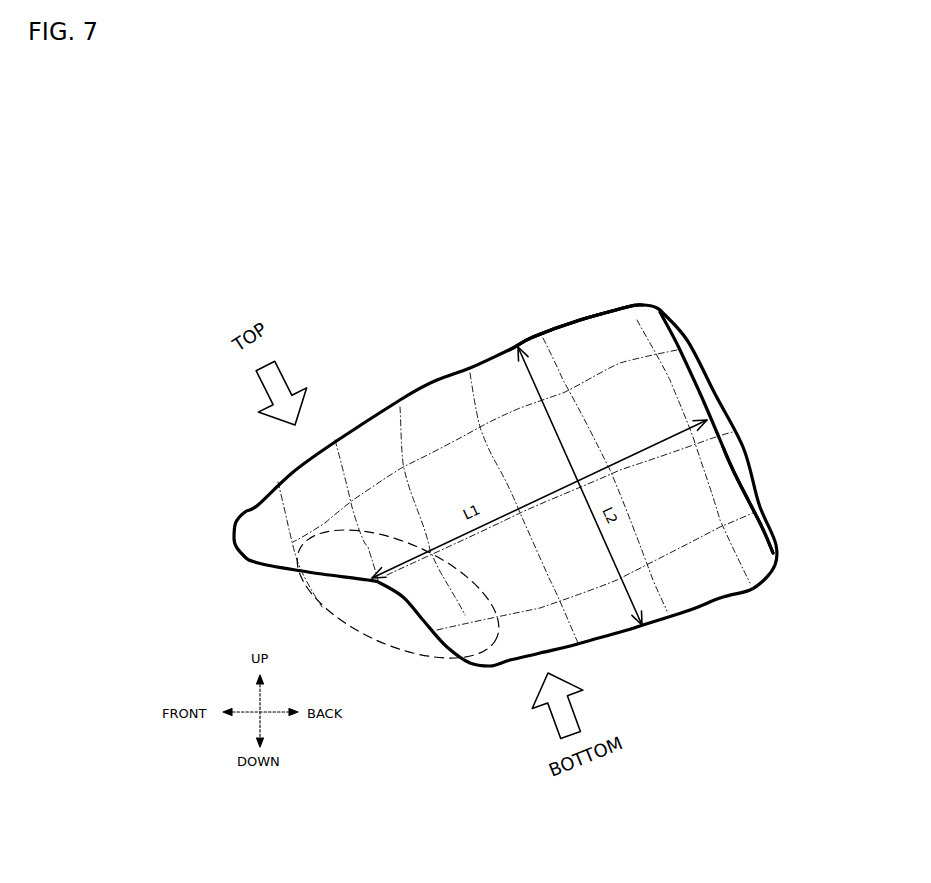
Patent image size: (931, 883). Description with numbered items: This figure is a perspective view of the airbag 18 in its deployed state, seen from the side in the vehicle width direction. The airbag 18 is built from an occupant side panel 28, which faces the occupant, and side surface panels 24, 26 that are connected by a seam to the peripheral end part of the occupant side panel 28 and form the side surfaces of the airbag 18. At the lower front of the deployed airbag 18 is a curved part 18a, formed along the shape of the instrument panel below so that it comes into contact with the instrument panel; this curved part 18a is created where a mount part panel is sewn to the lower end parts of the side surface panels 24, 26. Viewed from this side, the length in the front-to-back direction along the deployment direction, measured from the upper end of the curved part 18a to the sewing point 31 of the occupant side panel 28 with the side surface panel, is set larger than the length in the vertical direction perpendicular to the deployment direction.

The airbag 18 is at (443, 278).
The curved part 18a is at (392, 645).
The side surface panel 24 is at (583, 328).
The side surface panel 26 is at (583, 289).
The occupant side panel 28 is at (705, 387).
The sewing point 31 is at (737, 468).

——

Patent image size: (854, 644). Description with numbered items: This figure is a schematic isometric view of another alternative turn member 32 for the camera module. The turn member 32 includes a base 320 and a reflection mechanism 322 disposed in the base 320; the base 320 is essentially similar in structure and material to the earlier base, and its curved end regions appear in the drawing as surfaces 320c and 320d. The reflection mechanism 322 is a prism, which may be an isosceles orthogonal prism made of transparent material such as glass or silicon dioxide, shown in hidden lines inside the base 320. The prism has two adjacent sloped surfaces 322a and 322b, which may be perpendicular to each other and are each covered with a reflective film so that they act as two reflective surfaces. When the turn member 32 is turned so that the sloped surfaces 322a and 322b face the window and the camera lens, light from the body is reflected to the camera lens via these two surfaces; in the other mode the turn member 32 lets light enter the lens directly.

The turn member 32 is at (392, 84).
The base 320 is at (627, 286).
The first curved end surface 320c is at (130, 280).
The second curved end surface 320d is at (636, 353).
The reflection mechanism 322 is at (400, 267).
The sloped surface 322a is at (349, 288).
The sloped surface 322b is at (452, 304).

——

* TASK TO CARRY OUT *
Copy out the lines above without any change, from the line containing "Patent image size: (854, 644)." through the line containing "The sloped surface 322b is at (452, 304).", including both.

* TASK OUTPUT *
Patent image size: (854, 644). Description with numbered items: This figure is a schematic isometric view of another alternative turn member 32 for the camera module. The turn member 32 includes a base 320 and a reflection mechanism 322 disposed in the base 320; the base 320 is essentially similar in structure and material to the earlier base, and its curved end regions appear in the drawing as surfaces 320c and 320d. The reflection mechanism 322 is a prism, which may be an isosceles orthogonal prism made of transparent material such as glass or silicon dioxide, shown in hidden lines inside the base 320. The prism has two adjacent sloped surfaces 322a and 322b, which may be perpendicular to each other and are each covered with a reflective film so that they act as two reflective surfaces. When the turn member 32 is turned so that the sloped surfaces 322a and 322b face the window and the camera lens, light from the body is reflected to the camera lens via these two surfaces; in the other mode the turn member 32 lets light enter the lens directly.

The turn member 32 is at (392, 84).
The base 320 is at (627, 286).
The first curved end surface 320c is at (130, 280).
The second curved end surface 320d is at (636, 353).
The reflection mechanism 322 is at (400, 267).
The sloped surface 322a is at (349, 288).
The sloped surface 322b is at (452, 304).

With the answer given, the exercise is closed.